• [WHAT YOU NEED TO DO]: The entries below should be given again exactly, minus their pictures.

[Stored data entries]
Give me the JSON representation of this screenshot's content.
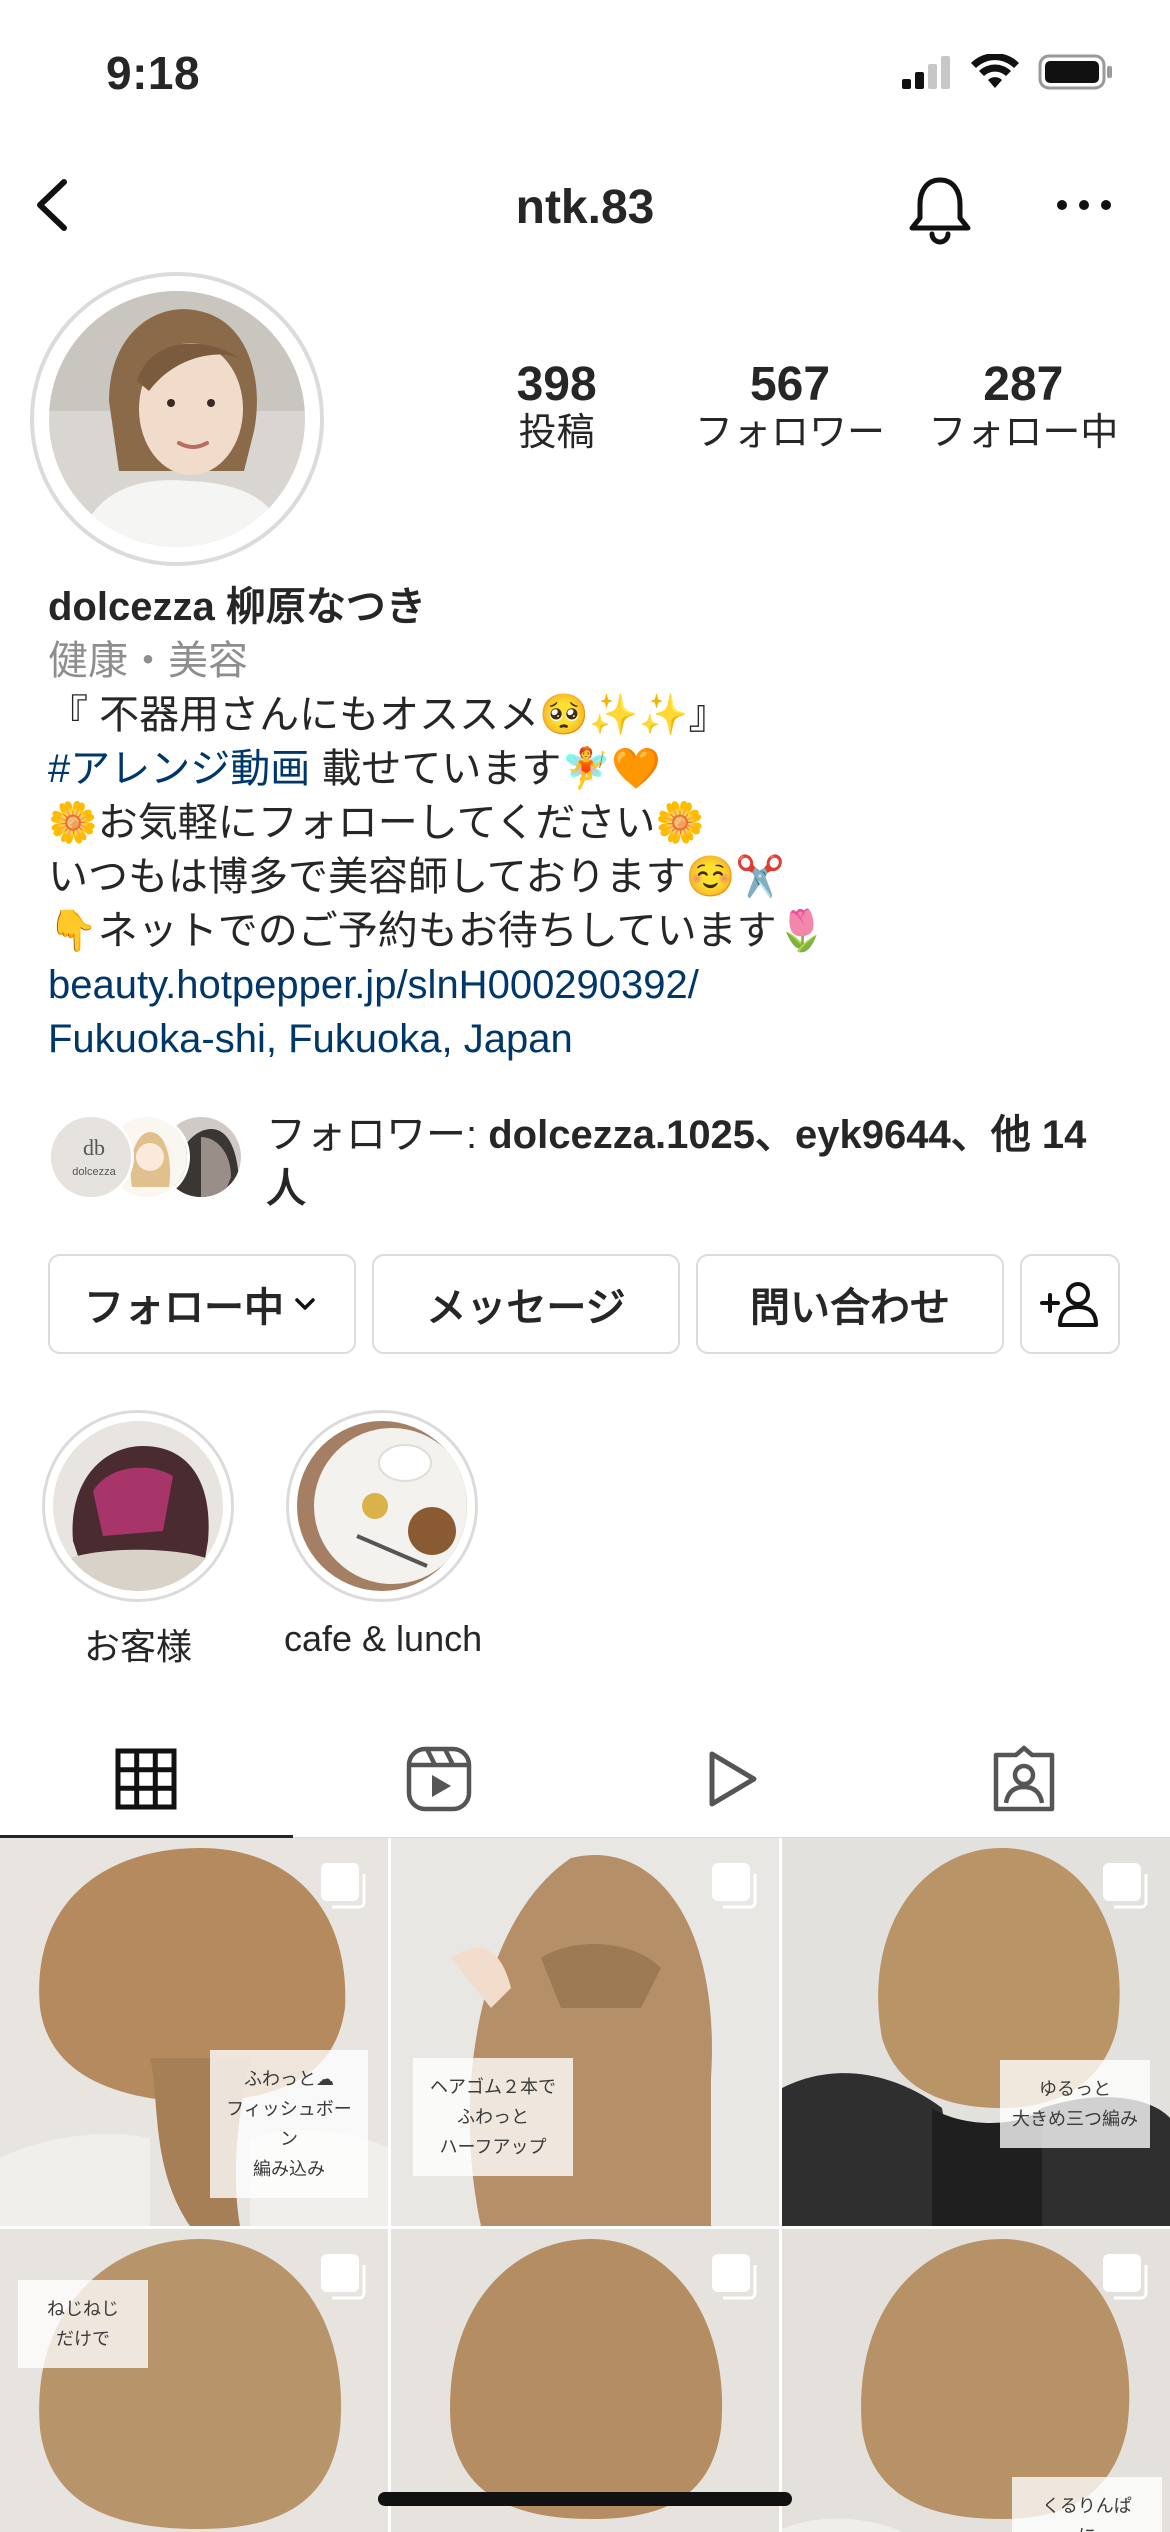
{
  "status_bar": {
    "time": "9:18"
  },
  "header": {
    "username": "ntk.83"
  },
  "stats": [
    {
      "value": "398",
      "label": "投稿"
    },
    {
      "value": "567",
      "label": "フォロワー"
    },
    {
      "value": "287",
      "label": "フォロー中"
    }
  ],
  "bio": {
    "name": "dolcezza  柳原なつき",
    "category": "健康・美容",
    "line1": "『 不器用さんにもオススメ🥺✨✨』",
    "line2_tag": "#アレンジ動画",
    "line2_rest": "  載せています🧚🧡",
    "line3": "🌼お気軽にフォローしてください🌼",
    "line4": "いつもは博多で美容師しております☺️✂️",
    "line5": "👇ネットでのご予約もお待ちしています🌷",
    "link": "beauty.hotpepper.jp/slnH000290392/",
    "location": "Fukuoka-shi, Fukuoka, Japan"
  },
  "followed_by": {
    "prefix": "フォロワー: ",
    "names": "dolcezza.1025、eyk9644",
    "suffix": "、他 14 人",
    "avatar_logo_text": "dolcezza"
  },
  "actions": {
    "follow": "フォロー中",
    "message": "メッセージ",
    "contact": "問い合わせ"
  },
  "highlights": [
    {
      "label": "お客様"
    },
    {
      "label": "cafe & lunch"
    }
  ],
  "tabs": [
    "posts-grid",
    "reels",
    "videos",
    "tagged"
  ],
  "grid": [
    {
      "caption": [
        "ふわっと☁",
        "フィッシュボーン",
        "編み込み"
      ]
    },
    {
      "caption": [
        "ヘアゴム２本で",
        "ふわっと",
        "ハーフアップ"
      ]
    },
    {
      "caption": [
        "ゆるっと",
        "大きめ三つ編み"
      ]
    },
    {
      "caption": []
    },
    {
      "caption": [
        "ねじねじ",
        "だけで"
      ]
    },
    {
      "caption": [
        "くるりんぱ",
        "に"
      ]
    }
  ],
  "colors": {
    "link": "#00376b",
    "border": "#dbdbdb",
    "muted": "#8e8e8e",
    "text": "#262626"
  }
}
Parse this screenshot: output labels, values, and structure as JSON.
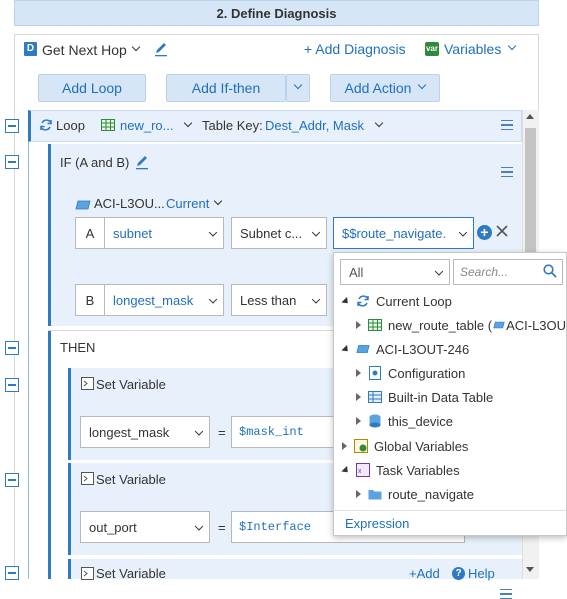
{
  "step_header": "2. Define Diagnosis",
  "toolbar": {
    "badge": "D",
    "diagnosis_name": "Get Next Hop",
    "add_diagnosis": "+ Add Diagnosis",
    "variables_badge": "var",
    "variables": "Variables"
  },
  "buttons": {
    "add_loop": "Add Loop",
    "add_if_then": "Add If-then",
    "add_action": "Add Action"
  },
  "loop": {
    "label": "Loop",
    "table": "new_ro...",
    "table_key_label": "Table Key:",
    "table_key_value": "Dest_Addr, Mask"
  },
  "if_block": {
    "label": "IF (A and B)",
    "device": "ACI-L3OU...",
    "device_scope": "Current",
    "row_a": {
      "letter": "A",
      "field": "subnet",
      "operator": "Subnet c...",
      "value": "$$route_navigate."
    },
    "row_b": {
      "letter": "B",
      "field": "longest_mask",
      "operator": "Less than"
    }
  },
  "then_label": "THEN",
  "set_variable_1": {
    "title": "Set Variable",
    "variable": "longest_mask",
    "eq": "=",
    "value": "$mask_int"
  },
  "set_variable_2": {
    "title": "Set Variable",
    "variable": "out_port",
    "eq": "=",
    "value": "$Interface"
  },
  "set_variable_3": {
    "title": "Set Variable",
    "add": "+Add",
    "help": "Help"
  },
  "dropdown": {
    "scope_select": "All",
    "search_placeholder": "Search...",
    "items": [
      {
        "label": "Current Loop",
        "icon": "loop-icon",
        "expanded": true
      },
      {
        "label": "new_route_table (",
        "suffix": "ACI-L3OU",
        "icon": "table-icon",
        "expanded": false
      },
      {
        "label": "ACI-L3OUT-246",
        "icon": "device-icon",
        "expanded": true
      },
      {
        "label": "Configuration",
        "icon": "config-icon",
        "expanded": false
      },
      {
        "label": "Built-in Data Table",
        "icon": "grid-table-icon",
        "expanded": false
      },
      {
        "label": "this_device",
        "icon": "database-icon",
        "expanded": false
      },
      {
        "label": "Global Variables",
        "icon": "global-vars-icon",
        "expanded": false
      },
      {
        "label": "Task Variables",
        "icon": "task-vars-icon",
        "expanded": true
      },
      {
        "label": "route_navigate",
        "icon": "folder-icon",
        "expanded": false
      }
    ],
    "expression": "Expression"
  },
  "colors": {
    "accent": "#1f6fbf",
    "panel": "#e8f1fb",
    "header": "#d6e6f7"
  }
}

• [RESPONSE TO THE EXERCISE]:
Give me the JSON representation of this screenshot's content.
{
  "status_bar": {
    "time": "9:18"
  },
  "header": {
    "username": "ntk.83"
  },
  "stats": [
    {
      "value": "398",
      "label": "投稿"
    },
    {
      "value": "567",
      "label": "フォロワー"
    },
    {
      "value": "287",
      "label": "フォロー中"
    }
  ],
  "bio": {
    "name": "dolcezza  柳原なつき",
    "category": "健康・美容",
    "line1": "『 不器用さんにもオススメ🥺✨✨』",
    "line2_tag": "#アレンジ動画",
    "line2_rest": "  載せています🧚🧡",
    "line3": "🌼お気軽にフォローしてください🌼",
    "line4": "いつもは博多で美容師しております☺️✂️",
    "line5": "👇ネットでのご予約もお待ちしています🌷",
    "link": "beauty.hotpepper.jp/slnH000290392/",
    "location": "Fukuoka-shi, Fukuoka, Japan"
  },
  "followed_by": {
    "prefix": "フォロワー: ",
    "names": "dolcezza.1025、eyk9644",
    "suffix": "、他 14 人",
    "avatar_logo_text": "dolcezza"
  },
  "actions": {
    "follow": "フォロー中",
    "message": "メッセージ",
    "contact": "問い合わせ"
  },
  "highlights": [
    {
      "label": "お客様"
    },
    {
      "label": "cafe & lunch"
    }
  ],
  "tabs": [
    "posts-grid",
    "reels",
    "videos",
    "tagged"
  ],
  "grid": [
    {
      "caption": [
        "ふわっと☁",
        "フィッシュボーン",
        "編み込み"
      ]
    },
    {
      "caption": [
        "ヘアゴム２本で",
        "ふわっと",
        "ハーフアップ"
      ]
    },
    {
      "caption": [
        "ゆるっと",
        "大きめ三つ編み"
      ]
    },
    {
      "caption": []
    },
    {
      "caption": [
        "ねじねじ",
        "だけで"
      ]
    },
    {
      "caption": [
        "くるりんぱ",
        "に"
      ]
    }
  ],
  "colors": {
    "link": "#00376b",
    "border": "#dbdbdb",
    "muted": "#8e8e8e",
    "text": "#262626"
  }
}
Parse this screenshot: output labels, values, and structure as JSON.
{
  "step_header": "2. Define Diagnosis",
  "toolbar": {
    "badge": "D",
    "diagnosis_name": "Get Next Hop",
    "add_diagnosis": "+ Add Diagnosis",
    "variables_badge": "var",
    "variables": "Variables"
  },
  "buttons": {
    "add_loop": "Add Loop",
    "add_if_then": "Add If-then",
    "add_action": "Add Action"
  },
  "loop": {
    "label": "Loop",
    "table": "new_ro...",
    "table_key_label": "Table Key:",
    "table_key_value": "Dest_Addr, Mask"
  },
  "if_block": {
    "label": "IF (A and B)",
    "device": "ACI-L3OU...",
    "device_scope": "Current",
    "row_a": {
      "letter": "A",
      "field": "subnet",
      "operator": "Subnet c...",
      "value": "$$route_navigate."
    },
    "row_b": {
      "letter": "B",
      "field": "longest_mask",
      "operator": "Less than"
    }
  },
  "then_label": "THEN",
  "set_variable_1": {
    "title": "Set Variable",
    "variable": "longest_mask",
    "eq": "=",
    "value": "$mask_int"
  },
  "set_variable_2": {
    "title": "Set Variable",
    "variable": "out_port",
    "eq": "=",
    "value": "$Interface"
  },
  "set_variable_3": {
    "title": "Set Variable",
    "add": "+Add",
    "help": "Help"
  },
  "dropdown": {
    "scope_select": "All",
    "search_placeholder": "Search...",
    "items": [
      {
        "label": "Current Loop",
        "icon": "loop-icon",
        "expanded": true
      },
      {
        "label": "new_route_table (",
        "suffix": "ACI-L3OU",
        "icon": "table-icon",
        "expanded": false
      },
      {
        "label": "ACI-L3OUT-246",
        "icon": "device-icon",
        "expanded": true
      },
      {
        "label": "Configuration",
        "icon": "config-icon",
        "expanded": false
      },
      {
        "label": "Built-in Data Table",
        "icon": "grid-table-icon",
        "expanded": false
      },
      {
        "label": "this_device",
        "icon": "database-icon",
        "expanded": false
      },
      {
        "label": "Global Variables",
        "icon": "global-vars-icon",
        "expanded": false
      },
      {
        "label": "Task Variables",
        "icon": "task-vars-icon",
        "expanded": true
      },
      {
        "label": "route_navigate",
        "icon": "folder-icon",
        "expanded": false
      }
    ],
    "expression": "Expression"
  },
  "colors": {
    "accent": "#1f6fbf",
    "panel": "#e8f1fb",
    "header": "#d6e6f7"
  }
}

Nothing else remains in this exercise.